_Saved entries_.
____
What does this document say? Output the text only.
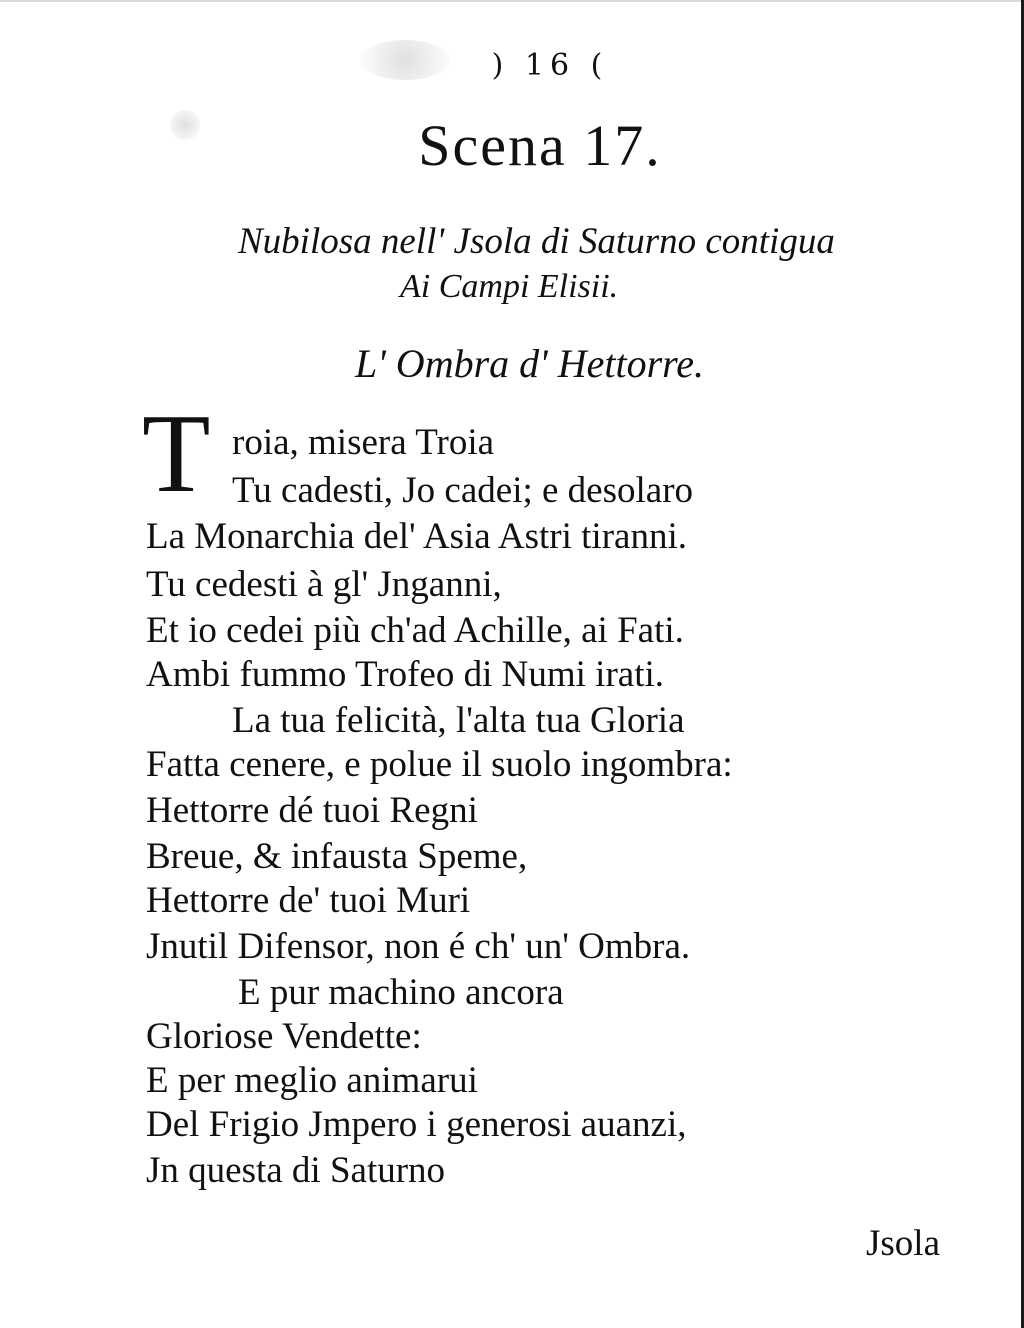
) 16 (
Scena 17.
Nubilosa nell' Jsola di Saturno contigua
Ai Campi Elisii.
L' Ombra d' Hettorre.
T roia, misera Troia
Tu cadesti, Jo cadei; e desolaro
La Monarchia del' Asia Astri tiranni.
Tu cedesti à gl' Jnganni,
Et io cedei più ch'ad Achille, ai Fati.
Ambi fummo Trofeo di Numi irati.
La tua felicità, l'alta tua Gloria
Fatta cenere, e polue il suolo ingombra:
Hettorre dé tuoi Regni
Breue, & infausta Speme,
Hettorre de' tuoi Muri
Jnutil Difensor, non é ch' un' Ombra.
E pur machino ancora
Gloriose Vendette:
E per meglio animarui
Del Frigio Jmpero i generosi auanzi,
Jn questa di Saturno
Jsola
____
_Short exercise_. Reproduce the entries exactly. Do not carry over any picture.

_Result for this exercise_.
What does this document say? Output the text only.
) 16 (
Scena 17.
Nubilosa nell' Jsola di Saturno contigua
Ai Campi Elisii.
L' Ombra d' Hettorre.
T roia, misera Troia
Tu cadesti, Jo cadei; e desolaro
La Monarchia del' Asia Astri tiranni.
Tu cedesti à gl' Jnganni,
Et io cedei più ch'ad Achille, ai Fati.
Ambi fummo Trofeo di Numi irati.
La tua felicità, l'alta tua Gloria
Fatta cenere, e polue il suolo ingombra:
Hettorre dé tuoi Regni
Breue, & infausta Speme,
Hettorre de' tuoi Muri
Jnutil Difensor, non é ch' un' Ombra.
E pur machino ancora
Gloriose Vendette:
E per meglio animarui
Del Frigio Jmpero i generosi auanzi,
Jn questa di Saturno
Jsola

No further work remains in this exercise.